What to produce >> All of the data must be printed exactly; please include every line.

Data in this exercise >>

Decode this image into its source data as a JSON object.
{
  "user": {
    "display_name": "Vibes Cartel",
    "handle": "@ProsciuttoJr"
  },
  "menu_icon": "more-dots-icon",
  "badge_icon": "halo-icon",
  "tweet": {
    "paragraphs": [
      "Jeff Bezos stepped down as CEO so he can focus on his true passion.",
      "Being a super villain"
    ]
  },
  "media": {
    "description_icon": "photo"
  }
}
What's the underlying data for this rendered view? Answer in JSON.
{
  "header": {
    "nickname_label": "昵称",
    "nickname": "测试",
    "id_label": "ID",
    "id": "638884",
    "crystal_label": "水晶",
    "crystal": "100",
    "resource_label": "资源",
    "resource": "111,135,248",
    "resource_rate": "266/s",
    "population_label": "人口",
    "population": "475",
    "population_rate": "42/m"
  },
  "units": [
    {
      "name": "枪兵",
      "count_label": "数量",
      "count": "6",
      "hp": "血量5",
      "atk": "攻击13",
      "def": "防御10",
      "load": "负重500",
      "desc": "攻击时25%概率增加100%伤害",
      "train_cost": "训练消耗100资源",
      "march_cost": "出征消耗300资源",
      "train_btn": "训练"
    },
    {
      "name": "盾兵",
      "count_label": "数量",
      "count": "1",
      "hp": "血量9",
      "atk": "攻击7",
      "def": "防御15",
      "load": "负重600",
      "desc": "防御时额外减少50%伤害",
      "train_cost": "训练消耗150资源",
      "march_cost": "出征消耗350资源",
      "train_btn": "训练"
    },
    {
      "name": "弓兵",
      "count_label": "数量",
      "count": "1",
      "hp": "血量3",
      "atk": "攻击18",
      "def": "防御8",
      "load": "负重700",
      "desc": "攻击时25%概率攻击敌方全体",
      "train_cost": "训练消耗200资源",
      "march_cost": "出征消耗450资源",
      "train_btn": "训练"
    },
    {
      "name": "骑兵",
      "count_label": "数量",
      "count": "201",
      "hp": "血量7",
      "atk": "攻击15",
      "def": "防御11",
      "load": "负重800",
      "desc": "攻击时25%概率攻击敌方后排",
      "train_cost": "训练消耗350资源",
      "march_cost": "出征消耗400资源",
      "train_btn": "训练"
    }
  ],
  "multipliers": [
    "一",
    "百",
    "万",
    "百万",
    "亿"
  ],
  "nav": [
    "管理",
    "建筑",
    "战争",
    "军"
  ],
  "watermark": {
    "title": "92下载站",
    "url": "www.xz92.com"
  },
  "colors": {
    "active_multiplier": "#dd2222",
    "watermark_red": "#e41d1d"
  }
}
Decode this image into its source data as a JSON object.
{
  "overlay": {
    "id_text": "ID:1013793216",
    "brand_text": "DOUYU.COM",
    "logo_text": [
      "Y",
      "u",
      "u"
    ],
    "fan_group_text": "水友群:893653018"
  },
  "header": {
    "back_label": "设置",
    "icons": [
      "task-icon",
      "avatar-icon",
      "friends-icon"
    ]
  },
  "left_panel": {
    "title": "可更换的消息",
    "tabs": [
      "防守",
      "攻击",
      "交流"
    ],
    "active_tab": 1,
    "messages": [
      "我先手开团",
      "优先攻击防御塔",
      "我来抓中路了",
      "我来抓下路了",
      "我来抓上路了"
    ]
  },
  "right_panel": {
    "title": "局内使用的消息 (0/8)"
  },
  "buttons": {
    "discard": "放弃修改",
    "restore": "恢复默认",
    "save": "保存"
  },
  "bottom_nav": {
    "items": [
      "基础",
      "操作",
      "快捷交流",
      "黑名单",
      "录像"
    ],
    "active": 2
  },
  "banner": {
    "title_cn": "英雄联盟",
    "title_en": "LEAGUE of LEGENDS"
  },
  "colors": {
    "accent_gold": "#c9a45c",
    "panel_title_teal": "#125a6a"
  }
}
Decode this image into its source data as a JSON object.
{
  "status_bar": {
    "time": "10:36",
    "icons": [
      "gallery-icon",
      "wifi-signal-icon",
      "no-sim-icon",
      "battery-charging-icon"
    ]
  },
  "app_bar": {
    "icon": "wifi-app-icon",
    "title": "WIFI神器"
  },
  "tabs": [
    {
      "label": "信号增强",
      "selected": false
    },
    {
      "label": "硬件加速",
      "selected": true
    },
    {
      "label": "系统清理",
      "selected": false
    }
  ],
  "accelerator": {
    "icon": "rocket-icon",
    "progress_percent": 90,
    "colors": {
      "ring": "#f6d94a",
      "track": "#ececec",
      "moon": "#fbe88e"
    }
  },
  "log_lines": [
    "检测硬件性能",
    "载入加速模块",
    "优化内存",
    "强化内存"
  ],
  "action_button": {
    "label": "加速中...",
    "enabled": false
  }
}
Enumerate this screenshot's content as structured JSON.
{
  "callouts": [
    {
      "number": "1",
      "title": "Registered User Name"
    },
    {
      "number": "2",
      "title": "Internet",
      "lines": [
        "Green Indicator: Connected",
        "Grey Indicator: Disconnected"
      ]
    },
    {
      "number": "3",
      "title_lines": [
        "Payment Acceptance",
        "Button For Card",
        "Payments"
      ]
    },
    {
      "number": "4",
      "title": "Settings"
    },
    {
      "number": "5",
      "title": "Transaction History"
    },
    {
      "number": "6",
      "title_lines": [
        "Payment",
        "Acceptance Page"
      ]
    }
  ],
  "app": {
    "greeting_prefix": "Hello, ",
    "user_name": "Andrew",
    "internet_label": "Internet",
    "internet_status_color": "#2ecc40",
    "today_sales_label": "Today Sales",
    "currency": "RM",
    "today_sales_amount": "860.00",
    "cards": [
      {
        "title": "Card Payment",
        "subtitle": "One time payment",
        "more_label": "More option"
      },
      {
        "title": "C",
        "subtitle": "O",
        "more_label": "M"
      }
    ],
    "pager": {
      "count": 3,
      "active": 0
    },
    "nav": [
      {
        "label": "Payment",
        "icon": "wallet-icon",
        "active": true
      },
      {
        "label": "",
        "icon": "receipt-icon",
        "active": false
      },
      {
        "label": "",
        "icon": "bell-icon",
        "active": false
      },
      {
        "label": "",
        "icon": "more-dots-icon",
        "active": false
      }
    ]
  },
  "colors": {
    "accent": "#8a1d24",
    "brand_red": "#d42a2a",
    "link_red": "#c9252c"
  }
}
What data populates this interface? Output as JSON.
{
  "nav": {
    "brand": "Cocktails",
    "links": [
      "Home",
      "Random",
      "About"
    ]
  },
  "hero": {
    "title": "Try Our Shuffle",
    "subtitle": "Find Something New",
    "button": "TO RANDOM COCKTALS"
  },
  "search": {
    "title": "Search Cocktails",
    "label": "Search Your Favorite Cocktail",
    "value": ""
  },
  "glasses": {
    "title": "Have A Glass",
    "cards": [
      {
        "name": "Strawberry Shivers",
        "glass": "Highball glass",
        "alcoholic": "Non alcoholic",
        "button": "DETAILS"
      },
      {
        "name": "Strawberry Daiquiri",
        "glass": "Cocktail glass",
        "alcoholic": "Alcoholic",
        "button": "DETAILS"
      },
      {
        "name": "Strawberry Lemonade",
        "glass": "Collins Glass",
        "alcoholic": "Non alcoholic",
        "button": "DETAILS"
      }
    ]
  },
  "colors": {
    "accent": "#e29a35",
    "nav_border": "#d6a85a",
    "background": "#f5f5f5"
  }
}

Expected output >>
Decode this image into its source data as a JSON object.
{
  "user": {
    "display_name": "Vibes Cartel",
    "handle": "@ProsciuttoJr"
  },
  "menu_icon": "more-dots-icon",
  "badge_icon": "halo-icon",
  "tweet": {
    "paragraphs": [
      "Jeff Bezos stepped down as CEO so he can focus on his true passion.",
      "Being a super villain"
    ]
  },
  "media": {
    "description_icon": "photo"
  }
}
What's the underlying data for this rendered view? Answer in JSON.
{
  "header": {
    "nickname_label": "昵称",
    "nickname": "测试",
    "id_label": "ID",
    "id": "638884",
    "crystal_label": "水晶",
    "crystal": "100",
    "resource_label": "资源",
    "resource": "111,135,248",
    "resource_rate": "266/s",
    "population_label": "人口",
    "population": "475",
    "population_rate": "42/m"
  },
  "units": [
    {
      "name": "枪兵",
      "count_label": "数量",
      "count": "6",
      "hp": "血量5",
      "atk": "攻击13",
      "def": "防御10",
      "load": "负重500",
      "desc": "攻击时25%概率增加100%伤害",
      "train_cost": "训练消耗100资源",
      "march_cost": "出征消耗300资源",
      "train_btn": "训练"
    },
    {
      "name": "盾兵",
      "count_label": "数量",
      "count": "1",
      "hp": "血量9",
      "atk": "攻击7",
      "def": "防御15",
      "load": "负重600",
      "desc": "防御时额外减少50%伤害",
      "train_cost": "训练消耗150资源",
      "march_cost": "出征消耗350资源",
      "train_btn": "训练"
    },
    {
      "name": "弓兵",
      "count_label": "数量",
      "count": "1",
      "hp": "血量3",
      "atk": "攻击18",
      "def": "防御8",
      "load": "负重700",
      "desc": "攻击时25%概率攻击敌方全体",
      "train_cost": "训练消耗200资源",
      "march_cost": "出征消耗450资源",
      "train_btn": "训练"
    },
    {
      "name": "骑兵",
      "count_label": "数量",
      "count": "201",
      "hp": "血量7",
      "atk": "攻击15",
      "def": "防御11",
      "load": "负重800",
      "desc": "攻击时25%概率攻击敌方后排",
      "train_cost": "训练消耗350资源",
      "march_cost": "出征消耗400资源",
      "train_btn": "训练"
    }
  ],
  "multipliers": [
    "一",
    "百",
    "万",
    "百万",
    "亿"
  ],
  "nav": [
    "管理",
    "建筑",
    "战争",
    "军"
  ],
  "watermark": {
    "title": "92下载站",
    "url": "www.xz92.com"
  },
  "colors": {
    "active_multiplier": "#dd2222",
    "watermark_red": "#e41d1d"
  }
}
Decode this image into its source data as a JSON object.
{
  "overlay": {
    "id_text": "ID:1013793216",
    "brand_text": "DOUYU.COM",
    "logo_text": [
      "Y",
      "u",
      "u"
    ],
    "fan_group_text": "水友群:893653018"
  },
  "header": {
    "back_label": "设置",
    "icons": [
      "task-icon",
      "avatar-icon",
      "friends-icon"
    ]
  },
  "left_panel": {
    "title": "可更换的消息",
    "tabs": [
      "防守",
      "攻击",
      "交流"
    ],
    "active_tab": 1,
    "messages": [
      "我先手开团",
      "优先攻击防御塔",
      "我来抓中路了",
      "我来抓下路了",
      "我来抓上路了"
    ]
  },
  "right_panel": {
    "title": "局内使用的消息 (0/8)"
  },
  "buttons": {
    "discard": "放弃修改",
    "restore": "恢复默认",
    "save": "保存"
  },
  "bottom_nav": {
    "items": [
      "基础",
      "操作",
      "快捷交流",
      "黑名单",
      "录像"
    ],
    "active": 2
  },
  "banner": {
    "title_cn": "英雄联盟",
    "title_en": "LEAGUE of LEGENDS"
  },
  "colors": {
    "accent_gold": "#c9a45c",
    "panel_title_teal": "#125a6a"
  }
}
Decode this image into its source data as a JSON object.
{
  "status_bar": {
    "time": "10:36",
    "icons": [
      "gallery-icon",
      "wifi-signal-icon",
      "no-sim-icon",
      "battery-charging-icon"
    ]
  },
  "app_bar": {
    "icon": "wifi-app-icon",
    "title": "WIFI神器"
  },
  "tabs": [
    {
      "label": "信号增强",
      "selected": false
    },
    {
      "label": "硬件加速",
      "selected": true
    },
    {
      "label": "系统清理",
      "selected": false
    }
  ],
  "accelerator": {
    "icon": "rocket-icon",
    "progress_percent": 90,
    "colors": {
      "ring": "#f6d94a",
      "track": "#ececec",
      "moon": "#fbe88e"
    }
  },
  "log_lines": [
    "检测硬件性能",
    "载入加速模块",
    "优化内存",
    "强化内存"
  ],
  "action_button": {
    "label": "加速中...",
    "enabled": false
  }
}
Enumerate this screenshot's content as structured JSON.
{
  "callouts": [
    {
      "number": "1",
      "title": "Registered User Name"
    },
    {
      "number": "2",
      "title": "Internet",
      "lines": [
        "Green Indicator: Connected",
        "Grey Indicator: Disconnected"
      ]
    },
    {
      "number": "3",
      "title_lines": [
        "Payment Acceptance",
        "Button For Card",
        "Payments"
      ]
    },
    {
      "number": "4",
      "title": "Settings"
    },
    {
      "number": "5",
      "title": "Transaction History"
    },
    {
      "number": "6",
      "title_lines": [
        "Payment",
        "Acceptance Page"
      ]
    }
  ],
  "app": {
    "greeting_prefix": "Hello, ",
    "user_name": "Andrew",
    "internet_label": "Internet",
    "internet_status_color": "#2ecc40",
    "today_sales_label": "Today Sales",
    "currency": "RM",
    "today_sales_amount": "860.00",
    "cards": [
      {
        "title": "Card Payment",
        "subtitle": "One time payment",
        "more_label": "More option"
      },
      {
        "title": "C",
        "subtitle": "O",
        "more_label": "M"
      }
    ],
    "pager": {
      "count": 3,
      "active": 0
    },
    "nav": [
      {
        "label": "Payment",
        "icon": "wallet-icon",
        "active": true
      },
      {
        "label": "",
        "icon": "receipt-icon",
        "active": false
      },
      {
        "label": "",
        "icon": "bell-icon",
        "active": false
      },
      {
        "label": "",
        "icon": "more-dots-icon",
        "active": false
      }
    ]
  },
  "colors": {
    "accent": "#8a1d24",
    "brand_red": "#d42a2a",
    "link_red": "#c9252c"
  }
}
What data populates this interface? Output as JSON.
{
  "nav": {
    "brand": "Cocktails",
    "links": [
      "Home",
      "Random",
      "About"
    ]
  },
  "hero": {
    "title": "Try Our Shuffle",
    "subtitle": "Find Something New",
    "button": "TO RANDOM COCKTALS"
  },
  "search": {
    "title": "Search Cocktails",
    "label": "Search Your Favorite Cocktail",
    "value": ""
  },
  "glasses": {
    "title": "Have A Glass",
    "cards": [
      {
        "name": "Strawberry Shivers",
        "glass": "Highball glass",
        "alcoholic": "Non alcoholic",
        "button": "DETAILS"
      },
      {
        "name": "Strawberry Daiquiri",
        "glass": "Cocktail glass",
        "alcoholic": "Alcoholic",
        "button": "DETAILS"
      },
      {
        "name": "Strawberry Lemonade",
        "glass": "Collins Glass",
        "alcoholic": "Non alcoholic",
        "button": "DETAILS"
      }
    ]
  },
  "colors": {
    "accent": "#e29a35",
    "nav_border": "#d6a85a",
    "background": "#f5f5f5"
  }
}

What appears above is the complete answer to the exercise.